### THE REQUEST:
Would you set down every entry shown below, precisely as written?

### RECORDS SHOWN:
================
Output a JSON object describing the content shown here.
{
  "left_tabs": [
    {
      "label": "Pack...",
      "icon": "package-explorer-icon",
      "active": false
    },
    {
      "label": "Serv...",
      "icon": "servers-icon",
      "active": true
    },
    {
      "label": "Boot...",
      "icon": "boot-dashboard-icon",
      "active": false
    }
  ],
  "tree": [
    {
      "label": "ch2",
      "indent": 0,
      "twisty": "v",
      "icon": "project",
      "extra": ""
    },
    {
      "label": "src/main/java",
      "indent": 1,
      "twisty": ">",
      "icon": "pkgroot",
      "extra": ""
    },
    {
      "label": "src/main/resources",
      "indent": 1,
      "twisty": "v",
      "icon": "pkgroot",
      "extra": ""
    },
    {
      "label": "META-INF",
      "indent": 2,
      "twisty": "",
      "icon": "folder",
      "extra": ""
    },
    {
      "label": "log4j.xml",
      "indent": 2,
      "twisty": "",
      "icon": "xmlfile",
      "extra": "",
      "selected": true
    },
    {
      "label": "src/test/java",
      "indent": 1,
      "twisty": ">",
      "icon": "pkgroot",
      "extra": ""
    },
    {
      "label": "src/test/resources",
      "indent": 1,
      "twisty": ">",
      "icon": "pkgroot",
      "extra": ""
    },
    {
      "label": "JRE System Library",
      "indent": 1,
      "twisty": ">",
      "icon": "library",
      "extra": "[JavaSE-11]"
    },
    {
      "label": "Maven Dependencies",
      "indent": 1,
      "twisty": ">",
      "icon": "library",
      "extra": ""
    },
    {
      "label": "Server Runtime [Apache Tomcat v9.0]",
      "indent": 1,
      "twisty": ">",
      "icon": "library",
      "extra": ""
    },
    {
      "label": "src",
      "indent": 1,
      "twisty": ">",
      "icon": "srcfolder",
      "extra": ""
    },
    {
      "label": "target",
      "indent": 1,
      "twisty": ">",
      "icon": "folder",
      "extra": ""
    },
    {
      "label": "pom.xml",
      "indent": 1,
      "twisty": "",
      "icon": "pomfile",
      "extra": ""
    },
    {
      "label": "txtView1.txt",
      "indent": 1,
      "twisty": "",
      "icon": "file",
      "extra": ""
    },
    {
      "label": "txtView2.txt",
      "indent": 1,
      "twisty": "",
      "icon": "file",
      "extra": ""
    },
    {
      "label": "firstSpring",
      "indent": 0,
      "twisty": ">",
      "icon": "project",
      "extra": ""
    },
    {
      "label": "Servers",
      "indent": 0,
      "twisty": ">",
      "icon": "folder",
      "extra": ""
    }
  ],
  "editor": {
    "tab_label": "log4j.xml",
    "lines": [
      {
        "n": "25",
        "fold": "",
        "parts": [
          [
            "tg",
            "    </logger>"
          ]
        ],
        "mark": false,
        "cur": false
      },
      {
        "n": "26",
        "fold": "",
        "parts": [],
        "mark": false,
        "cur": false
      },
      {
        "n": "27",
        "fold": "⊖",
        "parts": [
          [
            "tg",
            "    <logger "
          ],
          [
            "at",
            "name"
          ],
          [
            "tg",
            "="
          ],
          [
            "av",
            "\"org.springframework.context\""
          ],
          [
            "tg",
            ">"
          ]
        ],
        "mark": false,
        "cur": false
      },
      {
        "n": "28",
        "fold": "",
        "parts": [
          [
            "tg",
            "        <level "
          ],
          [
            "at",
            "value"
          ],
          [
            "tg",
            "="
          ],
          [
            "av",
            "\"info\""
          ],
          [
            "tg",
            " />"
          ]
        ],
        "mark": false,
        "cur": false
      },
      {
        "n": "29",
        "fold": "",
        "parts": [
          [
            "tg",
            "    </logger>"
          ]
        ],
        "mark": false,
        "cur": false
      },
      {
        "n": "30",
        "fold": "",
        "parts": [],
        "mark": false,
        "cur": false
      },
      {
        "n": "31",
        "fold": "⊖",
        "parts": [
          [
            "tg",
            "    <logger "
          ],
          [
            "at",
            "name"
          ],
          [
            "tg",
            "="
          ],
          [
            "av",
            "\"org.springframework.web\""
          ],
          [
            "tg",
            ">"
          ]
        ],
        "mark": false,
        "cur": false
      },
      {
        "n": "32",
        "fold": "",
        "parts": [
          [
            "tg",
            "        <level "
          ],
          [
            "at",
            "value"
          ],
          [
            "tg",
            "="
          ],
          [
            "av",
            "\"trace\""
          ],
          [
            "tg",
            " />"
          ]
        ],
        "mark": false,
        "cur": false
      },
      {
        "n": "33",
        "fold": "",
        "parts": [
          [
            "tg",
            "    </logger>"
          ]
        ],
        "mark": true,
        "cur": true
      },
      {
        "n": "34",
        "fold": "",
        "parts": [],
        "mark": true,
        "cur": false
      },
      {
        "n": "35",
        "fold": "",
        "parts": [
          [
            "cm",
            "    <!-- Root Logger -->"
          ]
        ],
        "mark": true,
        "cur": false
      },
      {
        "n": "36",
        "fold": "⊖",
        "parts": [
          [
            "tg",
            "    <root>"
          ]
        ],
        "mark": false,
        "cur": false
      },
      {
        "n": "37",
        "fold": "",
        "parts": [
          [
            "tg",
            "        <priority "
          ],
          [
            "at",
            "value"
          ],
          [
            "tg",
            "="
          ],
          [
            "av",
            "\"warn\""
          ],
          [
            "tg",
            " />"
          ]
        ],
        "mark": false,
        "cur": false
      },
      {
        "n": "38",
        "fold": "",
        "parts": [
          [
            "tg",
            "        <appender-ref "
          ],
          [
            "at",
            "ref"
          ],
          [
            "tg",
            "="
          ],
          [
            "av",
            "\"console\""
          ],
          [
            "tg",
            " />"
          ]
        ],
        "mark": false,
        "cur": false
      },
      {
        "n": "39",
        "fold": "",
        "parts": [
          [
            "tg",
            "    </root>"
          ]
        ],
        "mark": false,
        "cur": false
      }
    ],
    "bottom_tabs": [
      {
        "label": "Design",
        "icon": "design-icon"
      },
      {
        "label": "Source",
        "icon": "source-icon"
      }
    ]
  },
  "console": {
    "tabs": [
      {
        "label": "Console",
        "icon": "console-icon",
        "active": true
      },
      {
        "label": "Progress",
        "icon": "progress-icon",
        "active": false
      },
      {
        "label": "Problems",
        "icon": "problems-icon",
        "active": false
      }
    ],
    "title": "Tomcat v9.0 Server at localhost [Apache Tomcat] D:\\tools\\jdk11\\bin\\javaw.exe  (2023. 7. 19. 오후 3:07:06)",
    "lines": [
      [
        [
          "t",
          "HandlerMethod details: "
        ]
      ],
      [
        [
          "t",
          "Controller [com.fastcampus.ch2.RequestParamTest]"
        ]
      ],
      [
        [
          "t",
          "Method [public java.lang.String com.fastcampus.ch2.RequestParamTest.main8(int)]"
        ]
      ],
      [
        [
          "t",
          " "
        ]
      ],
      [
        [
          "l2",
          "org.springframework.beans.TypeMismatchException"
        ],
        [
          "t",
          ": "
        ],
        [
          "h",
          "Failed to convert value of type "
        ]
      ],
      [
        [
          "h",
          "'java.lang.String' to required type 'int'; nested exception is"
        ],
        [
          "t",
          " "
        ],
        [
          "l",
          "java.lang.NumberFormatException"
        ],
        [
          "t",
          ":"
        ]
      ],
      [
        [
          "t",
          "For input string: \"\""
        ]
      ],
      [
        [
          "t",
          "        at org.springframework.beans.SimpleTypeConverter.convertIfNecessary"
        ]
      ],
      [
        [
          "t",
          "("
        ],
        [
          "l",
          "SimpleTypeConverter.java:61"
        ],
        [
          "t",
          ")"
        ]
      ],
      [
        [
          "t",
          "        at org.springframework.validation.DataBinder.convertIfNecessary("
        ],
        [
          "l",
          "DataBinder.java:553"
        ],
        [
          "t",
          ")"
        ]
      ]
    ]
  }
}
================
### RESPONSE:
Output a JSON object describing the content shown here.
{
  "left_tabs": [
    {
      "label": "Pack...",
      "icon": "package-explorer-icon",
      "active": false
    },
    {
      "label": "Serv...",
      "icon": "servers-icon",
      "active": true
    },
    {
      "label": "Boot...",
      "icon": "boot-dashboard-icon",
      "active": false
    }
  ],
  "tree": [
    {
      "label": "ch2",
      "indent": 0,
      "twisty": "v",
      "icon": "project",
      "extra": ""
    },
    {
      "label": "src/main/java",
      "indent": 1,
      "twisty": ">",
      "icon": "pkgroot",
      "extra": ""
    },
    {
      "label": "src/main/resources",
      "indent": 1,
      "twisty": "v",
      "icon": "pkgroot",
      "extra": ""
    },
    {
      "label": "META-INF",
      "indent": 2,
      "twisty": "",
      "icon": "folder",
      "extra": ""
    },
    {
      "label": "log4j.xml",
      "indent": 2,
      "twisty": "",
      "icon": "xmlfile",
      "extra": "",
      "selected": true
    },
    {
      "label": "src/test/java",
      "indent": 1,
      "twisty": ">",
      "icon": "pkgroot",
      "extra": ""
    },
    {
      "label": "src/test/resources",
      "indent": 1,
      "twisty": ">",
      "icon": "pkgroot",
      "extra": ""
    },
    {
      "label": "JRE System Library",
      "indent": 1,
      "twisty": ">",
      "icon": "library",
      "extra": "[JavaSE-11]"
    },
    {
      "label": "Maven Dependencies",
      "indent": 1,
      "twisty": ">",
      "icon": "library",
      "extra": ""
    },
    {
      "label": "Server Runtime [Apache Tomcat v9.0]",
      "indent": 1,
      "twisty": ">",
      "icon": "library",
      "extra": ""
    },
    {
      "label": "src",
      "indent": 1,
      "twisty": ">",
      "icon": "srcfolder",
      "extra": ""
    },
    {
      "label": "target",
      "indent": 1,
      "twisty": ">",
      "icon": "folder",
      "extra": ""
    },
    {
      "label": "pom.xml",
      "indent": 1,
      "twisty": "",
      "icon": "pomfile",
      "extra": ""
    },
    {
      "label": "txtView1.txt",
      "indent": 1,
      "twisty": "",
      "icon": "file",
      "extra": ""
    },
    {
      "label": "txtView2.txt",
      "indent": 1,
      "twisty": "",
      "icon": "file",
      "extra": ""
    },
    {
      "label": "firstSpring",
      "indent": 0,
      "twisty": ">",
      "icon": "project",
      "extra": ""
    },
    {
      "label": "Servers",
      "indent": 0,
      "twisty": ">",
      "icon": "folder",
      "extra": ""
    }
  ],
  "editor": {
    "tab_label": "log4j.xml",
    "lines": [
      {
        "n": "25",
        "fold": "",
        "parts": [
          [
            "tg",
            "    </logger>"
          ]
        ],
        "mark": false,
        "cur": false
      },
      {
        "n": "26",
        "fold": "",
        "parts": [],
        "mark": false,
        "cur": false
      },
      {
        "n": "27",
        "fold": "⊖",
        "parts": [
          [
            "tg",
            "    <logger "
          ],
          [
            "at",
            "name"
          ],
          [
            "tg",
            "="
          ],
          [
            "av",
            "\"org.springframework.context\""
          ],
          [
            "tg",
            ">"
          ]
        ],
        "mark": false,
        "cur": false
      },
      {
        "n": "28",
        "fold": "",
        "parts": [
          [
            "tg",
            "        <level "
          ],
          [
            "at",
            "value"
          ],
          [
            "tg",
            "="
          ],
          [
            "av",
            "\"info\""
          ],
          [
            "tg",
            " />"
          ]
        ],
        "mark": false,
        "cur": false
      },
      {
        "n": "29",
        "fold": "",
        "parts": [
          [
            "tg",
            "    </logger>"
          ]
        ],
        "mark": false,
        "cur": false
      },
      {
        "n": "30",
        "fold": "",
        "parts": [],
        "mark": false,
        "cur": false
      },
      {
        "n": "31",
        "fold": "⊖",
        "parts": [
          [
            "tg",
            "    <logger "
          ],
          [
            "at",
            "name"
          ],
          [
            "tg",
            "="
          ],
          [
            "av",
            "\"org.springframework.web\""
          ],
          [
            "tg",
            ">"
          ]
        ],
        "mark": false,
        "cur": false
      },
      {
        "n": "32",
        "fold": "",
        "parts": [
          [
            "tg",
            "        <level "
          ],
          [
            "at",
            "value"
          ],
          [
            "tg",
            "="
          ],
          [
            "av",
            "\"trace\""
          ],
          [
            "tg",
            " />"
          ]
        ],
        "mark": false,
        "cur": false
      },
      {
        "n": "33",
        "fold": "",
        "parts": [
          [
            "tg",
            "    </logger>"
          ]
        ],
        "mark": true,
        "cur": true
      },
      {
        "n": "34",
        "fold": "",
        "parts": [],
        "mark": true,
        "cur": false
      },
      {
        "n": "35",
        "fold": "",
        "parts": [
          [
            "cm",
            "    <!-- Root Logger -->"
          ]
        ],
        "mark": true,
        "cur": false
      },
      {
        "n": "36",
        "fold": "⊖",
        "parts": [
          [
            "tg",
            "    <root>"
          ]
        ],
        "mark": false,
        "cur": false
      },
      {
        "n": "37",
        "fold": "",
        "parts": [
          [
            "tg",
            "        <priority "
          ],
          [
            "at",
            "value"
          ],
          [
            "tg",
            "="
          ],
          [
            "av",
            "\"warn\""
          ],
          [
            "tg",
            " />"
          ]
        ],
        "mark": false,
        "cur": false
      },
      {
        "n": "38",
        "fold": "",
        "parts": [
          [
            "tg",
            "        <appender-ref "
          ],
          [
            "at",
            "ref"
          ],
          [
            "tg",
            "="
          ],
          [
            "av",
            "\"console\""
          ],
          [
            "tg",
            " />"
          ]
        ],
        "mark": false,
        "cur": false
      },
      {
        "n": "39",
        "fold": "",
        "parts": [
          [
            "tg",
            "    </root>"
          ]
        ],
        "mark": false,
        "cur": false
      }
    ],
    "bottom_tabs": [
      {
        "label": "Design",
        "icon": "design-icon"
      },
      {
        "label": "Source",
        "icon": "source-icon"
      }
    ]
  },
  "console": {
    "tabs": [
      {
        "label": "Console",
        "icon": "console-icon",
        "active": true
      },
      {
        "label": "Progress",
        "icon": "progress-icon",
        "active": false
      },
      {
        "label": "Problems",
        "icon": "problems-icon",
        "active": false
      }
    ],
    "title": "Tomcat v9.0 Server at localhost [Apache Tomcat] D:\\tools\\jdk11\\bin\\javaw.exe  (2023. 7. 19. 오후 3:07:06)",
    "lines": [
      [
        [
          "t",
          "HandlerMethod details: "
        ]
      ],
      [
        [
          "t",
          "Controller [com.fastcampus.ch2.RequestParamTest]"
        ]
      ],
      [
        [
          "t",
          "Method [public java.lang.String com.fastcampus.ch2.RequestParamTest.main8(int)]"
        ]
      ],
      [
        [
          "t",
          " "
        ]
      ],
      [
        [
          "l2",
          "org.springframework.beans.TypeMismatchException"
        ],
        [
          "t",
          ": "
        ],
        [
          "h",
          "Failed to convert value of type "
        ]
      ],
      [
        [
          "h",
          "'java.lang.String' to required type 'int'; nested exception is"
        ],
        [
          "t",
          " "
        ],
        [
          "l",
          "java.lang.NumberFormatException"
        ],
        [
          "t",
          ":"
        ]
      ],
      [
        [
          "t",
          "For input string: \"\""
        ]
      ],
      [
        [
          "t",
          "        at org.springframework.beans.SimpleTypeConverter.convertIfNecessary"
        ]
      ],
      [
        [
          "t",
          "("
        ],
        [
          "l",
          "SimpleTypeConverter.java:61"
        ],
        [
          "t",
          ")"
        ]
      ],
      [
        [
          "t",
          "        at org.springframework.validation.DataBinder.convertIfNecessary("
        ],
        [
          "l",
          "DataBinder.java:553"
        ],
        [
          "t",
          ")"
        ]
      ]
    ]
  }
}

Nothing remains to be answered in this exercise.